Annotated element listings
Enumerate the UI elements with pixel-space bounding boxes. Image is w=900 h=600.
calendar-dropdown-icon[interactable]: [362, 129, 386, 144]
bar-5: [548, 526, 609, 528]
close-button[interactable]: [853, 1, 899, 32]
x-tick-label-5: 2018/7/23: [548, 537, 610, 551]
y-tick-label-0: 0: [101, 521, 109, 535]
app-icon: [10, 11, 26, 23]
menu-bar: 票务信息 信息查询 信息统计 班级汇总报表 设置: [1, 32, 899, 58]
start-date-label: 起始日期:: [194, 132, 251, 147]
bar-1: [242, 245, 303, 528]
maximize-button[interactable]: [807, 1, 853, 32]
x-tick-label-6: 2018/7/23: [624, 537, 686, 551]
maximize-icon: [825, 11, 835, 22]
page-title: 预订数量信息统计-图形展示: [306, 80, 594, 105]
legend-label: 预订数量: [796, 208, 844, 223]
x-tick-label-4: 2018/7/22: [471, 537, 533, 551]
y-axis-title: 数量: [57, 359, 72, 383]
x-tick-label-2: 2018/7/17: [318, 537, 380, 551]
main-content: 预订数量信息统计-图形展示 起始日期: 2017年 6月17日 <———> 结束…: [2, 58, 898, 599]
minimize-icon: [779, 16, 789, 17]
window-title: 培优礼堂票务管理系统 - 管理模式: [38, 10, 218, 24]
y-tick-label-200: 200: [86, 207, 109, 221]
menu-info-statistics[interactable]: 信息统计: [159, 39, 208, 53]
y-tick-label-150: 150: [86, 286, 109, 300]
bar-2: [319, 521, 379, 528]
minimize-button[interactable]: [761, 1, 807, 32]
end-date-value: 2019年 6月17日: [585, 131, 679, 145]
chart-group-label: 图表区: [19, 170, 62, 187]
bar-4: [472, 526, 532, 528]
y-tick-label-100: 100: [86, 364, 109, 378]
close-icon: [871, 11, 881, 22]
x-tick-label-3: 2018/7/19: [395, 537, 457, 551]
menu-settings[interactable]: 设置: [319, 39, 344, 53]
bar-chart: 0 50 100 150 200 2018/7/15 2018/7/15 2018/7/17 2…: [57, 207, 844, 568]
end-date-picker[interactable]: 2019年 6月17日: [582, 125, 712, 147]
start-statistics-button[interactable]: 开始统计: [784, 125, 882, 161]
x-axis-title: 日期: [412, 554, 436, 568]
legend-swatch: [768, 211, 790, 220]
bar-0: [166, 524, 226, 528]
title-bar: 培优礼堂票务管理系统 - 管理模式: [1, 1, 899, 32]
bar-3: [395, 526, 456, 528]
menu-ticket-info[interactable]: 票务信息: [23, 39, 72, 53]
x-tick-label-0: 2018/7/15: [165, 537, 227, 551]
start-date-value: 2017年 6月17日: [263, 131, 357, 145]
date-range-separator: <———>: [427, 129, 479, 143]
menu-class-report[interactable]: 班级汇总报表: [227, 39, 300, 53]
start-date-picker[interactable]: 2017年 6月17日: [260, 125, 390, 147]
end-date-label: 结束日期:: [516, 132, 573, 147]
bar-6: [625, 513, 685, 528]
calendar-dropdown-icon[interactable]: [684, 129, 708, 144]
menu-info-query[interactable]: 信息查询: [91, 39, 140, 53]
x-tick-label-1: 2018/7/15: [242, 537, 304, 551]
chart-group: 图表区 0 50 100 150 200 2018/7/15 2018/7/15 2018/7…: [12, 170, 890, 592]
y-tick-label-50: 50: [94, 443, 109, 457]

Written problem: Report every line of the records that contains the string "statistics", copying each such line in full.

Solution to this task:
menu-info-statistics[interactable]: 信息统计: [159, 39, 208, 53]
start-statistics-button[interactable]: 开始统计: [784, 125, 882, 161]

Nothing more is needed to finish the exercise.